__Given task__. Skip the pictures and repeat each line of the data exactly.

## START Source material

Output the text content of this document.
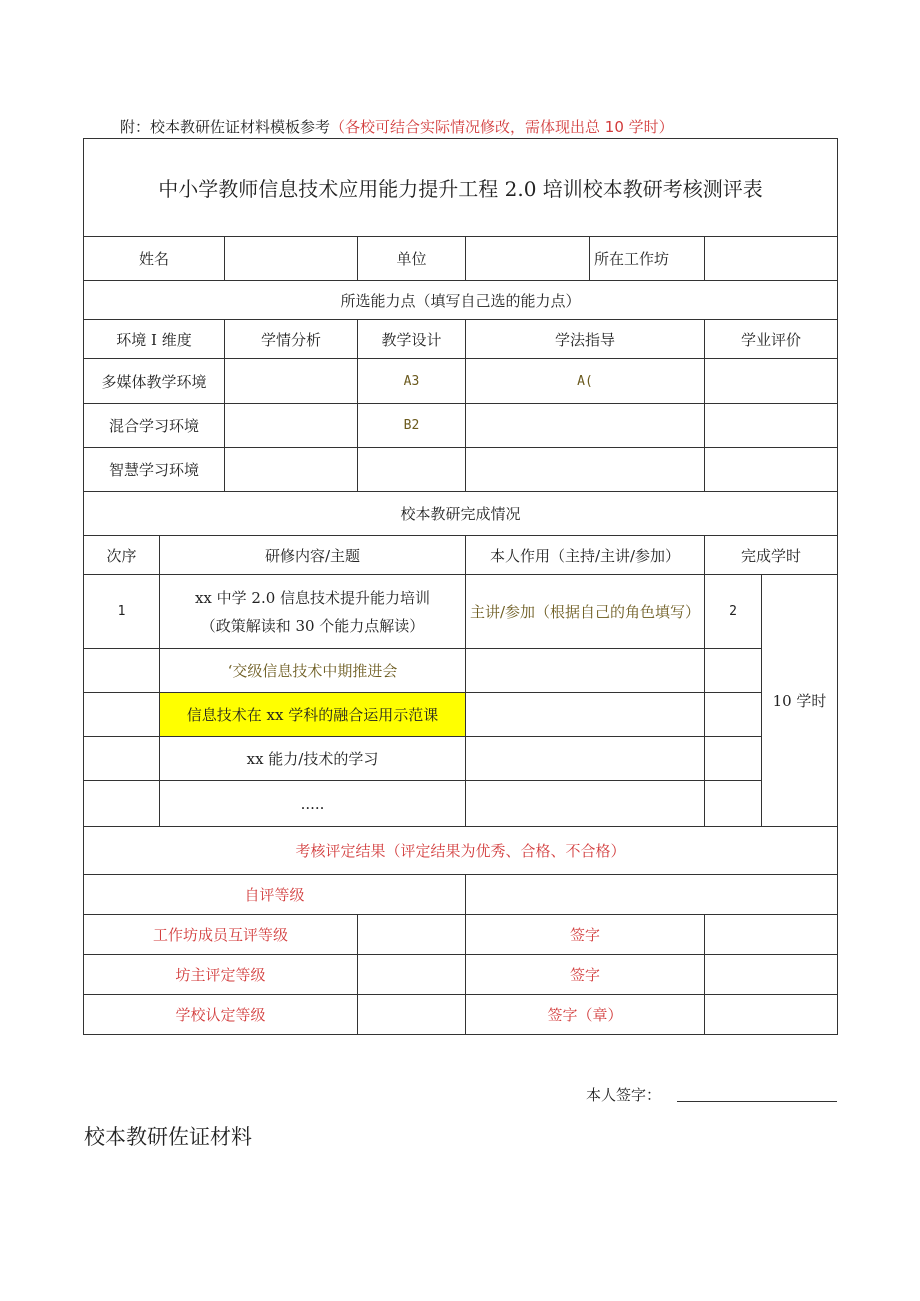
附：校本教研佐证材料模板参考（各校可结合实际情况修改，需体现出总 10 学时）
中小学教师信息技术应用能力提升工程 2.0 培训校本教研考核测评表							
姓名			单位		所在工作坊		
所选能力点（填写自己选的能力点）							
环境 I 维度		学情分析	教学设计	学法指导		学业评价	
多媒体教学环境			A3	A(			
混合学习环境			B2				
智慧学习环境							
校本教研完成情况							
次序	研修内容/主题			本人作用（主持/主讲/参加）		完成学时	
1	xx 中学 2.0 信息技术提升能力培训
（政策解读和 30 个能力点解读）			主讲/参加（根据自己的角色填写）		2	10 学时
	‘交级信息技术中期推进会						
	信息技术在 xx 学科的融合运用示范课						
	xx 能力/技术的学习						
	.....						
考核评定结果（评定结果为优秀、合格、不合格）							
自评等级							
工作坊成员互评等级				签字			
坊主评定等级				签字			
学校认定等级				签字（章）			
本人签字：
校本教研佐证材料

## END Source material

__Task answer__.
Output the text content of this document.
附：校本教研佐证材料模板参考（各校可结合实际情况修改，需体现出总 10 学时）
中小学教师信息技术应用能力提升工程 2.0 培训校本教研考核测评表							
姓名			单位		所在工作坊		
所选能力点（填写自己选的能力点）							
环境 I 维度		学情分析	教学设计	学法指导		学业评价	
多媒体教学环境			A3	A(			
混合学习环境			B2				
智慧学习环境							
校本教研完成情况							
次序	研修内容/主题			本人作用（主持/主讲/参加）		完成学时	
1	xx 中学 2.0 信息技术提升能力培训
（政策解读和 30 个能力点解读）			主讲/参加（根据自己的角色填写）		2	10 学时
	‘交级信息技术中期推进会						
	信息技术在 xx 学科的融合运用示范课						
	xx 能力/技术的学习						
	.....						
考核评定结果（评定结果为优秀、合格、不合格）							
自评等级							
工作坊成员互评等级				签字			
坊主评定等级				签字			
学校认定等级				签字（章）			
本人签字：
校本教研佐证材料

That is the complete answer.